>> Begin Records shown
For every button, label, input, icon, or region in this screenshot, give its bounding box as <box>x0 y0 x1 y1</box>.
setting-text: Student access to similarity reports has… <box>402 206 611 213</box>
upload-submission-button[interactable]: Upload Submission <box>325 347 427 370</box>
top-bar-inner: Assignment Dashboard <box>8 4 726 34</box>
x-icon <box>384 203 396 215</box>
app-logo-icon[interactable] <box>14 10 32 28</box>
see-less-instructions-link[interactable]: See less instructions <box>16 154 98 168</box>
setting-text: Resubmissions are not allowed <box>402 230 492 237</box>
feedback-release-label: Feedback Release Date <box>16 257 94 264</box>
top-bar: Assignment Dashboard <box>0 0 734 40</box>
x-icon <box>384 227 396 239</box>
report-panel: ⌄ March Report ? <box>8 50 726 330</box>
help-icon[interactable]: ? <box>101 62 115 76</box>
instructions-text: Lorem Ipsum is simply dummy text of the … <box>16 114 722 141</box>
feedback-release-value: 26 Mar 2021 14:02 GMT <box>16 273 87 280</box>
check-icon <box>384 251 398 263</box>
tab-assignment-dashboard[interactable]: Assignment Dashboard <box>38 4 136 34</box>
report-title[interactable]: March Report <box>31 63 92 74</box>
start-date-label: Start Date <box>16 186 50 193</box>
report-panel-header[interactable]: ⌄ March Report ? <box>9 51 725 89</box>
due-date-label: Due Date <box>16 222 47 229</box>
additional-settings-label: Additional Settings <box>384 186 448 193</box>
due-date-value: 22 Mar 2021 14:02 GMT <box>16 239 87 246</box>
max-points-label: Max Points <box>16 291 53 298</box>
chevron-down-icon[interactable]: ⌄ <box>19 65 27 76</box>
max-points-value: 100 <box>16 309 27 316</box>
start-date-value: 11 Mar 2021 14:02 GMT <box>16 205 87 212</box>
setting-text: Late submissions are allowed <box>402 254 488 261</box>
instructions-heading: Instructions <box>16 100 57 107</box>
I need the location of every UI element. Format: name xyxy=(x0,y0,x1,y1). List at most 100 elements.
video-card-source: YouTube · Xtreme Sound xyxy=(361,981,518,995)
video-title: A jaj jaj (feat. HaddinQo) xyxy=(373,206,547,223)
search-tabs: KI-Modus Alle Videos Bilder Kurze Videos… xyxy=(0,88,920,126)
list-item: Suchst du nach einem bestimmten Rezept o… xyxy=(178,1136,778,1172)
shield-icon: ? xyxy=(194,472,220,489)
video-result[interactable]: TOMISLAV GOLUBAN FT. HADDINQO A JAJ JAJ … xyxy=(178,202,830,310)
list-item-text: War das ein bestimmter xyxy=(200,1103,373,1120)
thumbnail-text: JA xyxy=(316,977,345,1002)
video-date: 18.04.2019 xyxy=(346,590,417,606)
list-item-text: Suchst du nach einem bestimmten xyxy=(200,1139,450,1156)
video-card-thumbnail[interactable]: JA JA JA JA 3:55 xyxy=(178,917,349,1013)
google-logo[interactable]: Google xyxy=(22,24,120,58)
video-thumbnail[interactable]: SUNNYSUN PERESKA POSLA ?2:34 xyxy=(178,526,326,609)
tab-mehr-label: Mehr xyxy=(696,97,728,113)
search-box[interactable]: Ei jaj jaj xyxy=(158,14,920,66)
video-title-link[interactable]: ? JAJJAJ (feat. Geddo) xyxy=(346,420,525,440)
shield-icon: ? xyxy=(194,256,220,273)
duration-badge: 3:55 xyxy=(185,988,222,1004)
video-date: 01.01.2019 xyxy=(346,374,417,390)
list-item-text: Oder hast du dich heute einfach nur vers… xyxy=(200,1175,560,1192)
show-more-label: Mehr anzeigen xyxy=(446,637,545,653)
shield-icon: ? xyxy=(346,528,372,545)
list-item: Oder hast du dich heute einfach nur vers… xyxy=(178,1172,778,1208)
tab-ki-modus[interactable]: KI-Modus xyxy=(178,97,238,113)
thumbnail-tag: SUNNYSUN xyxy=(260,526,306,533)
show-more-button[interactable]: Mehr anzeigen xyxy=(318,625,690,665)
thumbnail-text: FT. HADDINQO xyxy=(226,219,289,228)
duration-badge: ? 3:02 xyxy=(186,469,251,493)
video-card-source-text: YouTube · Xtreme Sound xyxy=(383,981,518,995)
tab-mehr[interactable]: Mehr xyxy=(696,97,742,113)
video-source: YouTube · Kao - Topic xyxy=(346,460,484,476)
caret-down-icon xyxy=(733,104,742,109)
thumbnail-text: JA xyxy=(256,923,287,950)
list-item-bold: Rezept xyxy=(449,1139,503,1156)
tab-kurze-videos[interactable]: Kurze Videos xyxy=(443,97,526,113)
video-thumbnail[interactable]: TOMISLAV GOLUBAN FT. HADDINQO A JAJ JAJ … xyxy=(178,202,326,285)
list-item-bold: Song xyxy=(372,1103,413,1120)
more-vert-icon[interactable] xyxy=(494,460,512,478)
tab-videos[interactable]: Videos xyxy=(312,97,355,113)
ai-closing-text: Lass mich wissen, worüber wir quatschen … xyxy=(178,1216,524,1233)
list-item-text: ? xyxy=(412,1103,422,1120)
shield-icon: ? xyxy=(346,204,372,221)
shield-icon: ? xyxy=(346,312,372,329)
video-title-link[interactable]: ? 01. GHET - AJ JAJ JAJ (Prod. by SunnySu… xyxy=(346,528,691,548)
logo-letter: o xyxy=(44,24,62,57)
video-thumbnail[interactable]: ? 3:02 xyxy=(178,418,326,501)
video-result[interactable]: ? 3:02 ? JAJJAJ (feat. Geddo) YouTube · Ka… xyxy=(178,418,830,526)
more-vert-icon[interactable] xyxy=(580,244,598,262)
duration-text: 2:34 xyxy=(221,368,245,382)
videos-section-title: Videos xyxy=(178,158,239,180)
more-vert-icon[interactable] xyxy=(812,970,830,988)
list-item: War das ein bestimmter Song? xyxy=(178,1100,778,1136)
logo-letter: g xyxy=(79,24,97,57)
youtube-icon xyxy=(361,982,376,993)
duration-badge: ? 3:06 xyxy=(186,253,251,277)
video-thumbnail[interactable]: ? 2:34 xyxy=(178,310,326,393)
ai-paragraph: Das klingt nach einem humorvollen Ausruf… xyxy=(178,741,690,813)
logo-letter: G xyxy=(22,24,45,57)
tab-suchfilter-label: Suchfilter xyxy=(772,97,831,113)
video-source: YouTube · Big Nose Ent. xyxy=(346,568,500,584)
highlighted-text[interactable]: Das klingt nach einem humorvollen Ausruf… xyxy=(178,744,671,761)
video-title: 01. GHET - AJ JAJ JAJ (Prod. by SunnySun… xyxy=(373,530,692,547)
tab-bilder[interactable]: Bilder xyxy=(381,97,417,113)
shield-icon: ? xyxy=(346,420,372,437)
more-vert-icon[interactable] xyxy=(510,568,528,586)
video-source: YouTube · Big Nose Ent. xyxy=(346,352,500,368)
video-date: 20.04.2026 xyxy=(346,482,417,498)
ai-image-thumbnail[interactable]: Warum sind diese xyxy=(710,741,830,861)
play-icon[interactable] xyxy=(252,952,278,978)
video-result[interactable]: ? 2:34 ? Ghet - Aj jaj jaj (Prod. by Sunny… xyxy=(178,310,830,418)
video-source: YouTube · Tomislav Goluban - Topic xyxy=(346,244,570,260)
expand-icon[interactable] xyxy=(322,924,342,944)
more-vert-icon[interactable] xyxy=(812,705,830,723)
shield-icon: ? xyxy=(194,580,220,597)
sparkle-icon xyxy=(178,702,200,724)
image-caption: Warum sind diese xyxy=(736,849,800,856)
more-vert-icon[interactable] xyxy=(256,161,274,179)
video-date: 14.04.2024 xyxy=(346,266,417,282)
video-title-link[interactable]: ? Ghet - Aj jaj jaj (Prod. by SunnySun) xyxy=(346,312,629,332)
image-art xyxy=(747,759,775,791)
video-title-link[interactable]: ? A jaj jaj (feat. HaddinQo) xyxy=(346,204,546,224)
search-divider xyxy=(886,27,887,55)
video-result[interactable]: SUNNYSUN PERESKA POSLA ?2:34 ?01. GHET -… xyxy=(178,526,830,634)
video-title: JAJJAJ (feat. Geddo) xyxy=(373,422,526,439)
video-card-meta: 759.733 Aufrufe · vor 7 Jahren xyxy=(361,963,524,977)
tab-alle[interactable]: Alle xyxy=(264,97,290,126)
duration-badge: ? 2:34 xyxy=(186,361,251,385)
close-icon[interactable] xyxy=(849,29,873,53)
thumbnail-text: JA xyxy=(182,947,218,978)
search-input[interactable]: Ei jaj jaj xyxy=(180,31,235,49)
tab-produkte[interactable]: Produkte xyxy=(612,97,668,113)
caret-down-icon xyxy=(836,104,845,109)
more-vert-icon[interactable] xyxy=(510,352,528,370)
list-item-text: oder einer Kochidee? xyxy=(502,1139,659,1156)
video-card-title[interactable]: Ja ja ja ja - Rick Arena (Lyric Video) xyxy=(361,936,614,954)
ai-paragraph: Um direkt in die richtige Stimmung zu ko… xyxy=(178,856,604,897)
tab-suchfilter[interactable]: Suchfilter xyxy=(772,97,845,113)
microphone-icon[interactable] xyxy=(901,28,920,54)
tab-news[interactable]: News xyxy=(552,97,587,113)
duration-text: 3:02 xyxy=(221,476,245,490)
>> End Records shown
• _Instructions to follow_
Extract each line of the data above that contains the word "Videos".

• _Output of the exercise_
search-tabs: KI-Modus Alle Videos Bilder Kurze Videos… xyxy=(0,88,920,126)
tab-kurze-videos[interactable]: Kurze Videos xyxy=(443,97,526,113)
tab-videos[interactable]: Videos xyxy=(312,97,355,113)
videos-section-title: Videos xyxy=(178,158,239,180)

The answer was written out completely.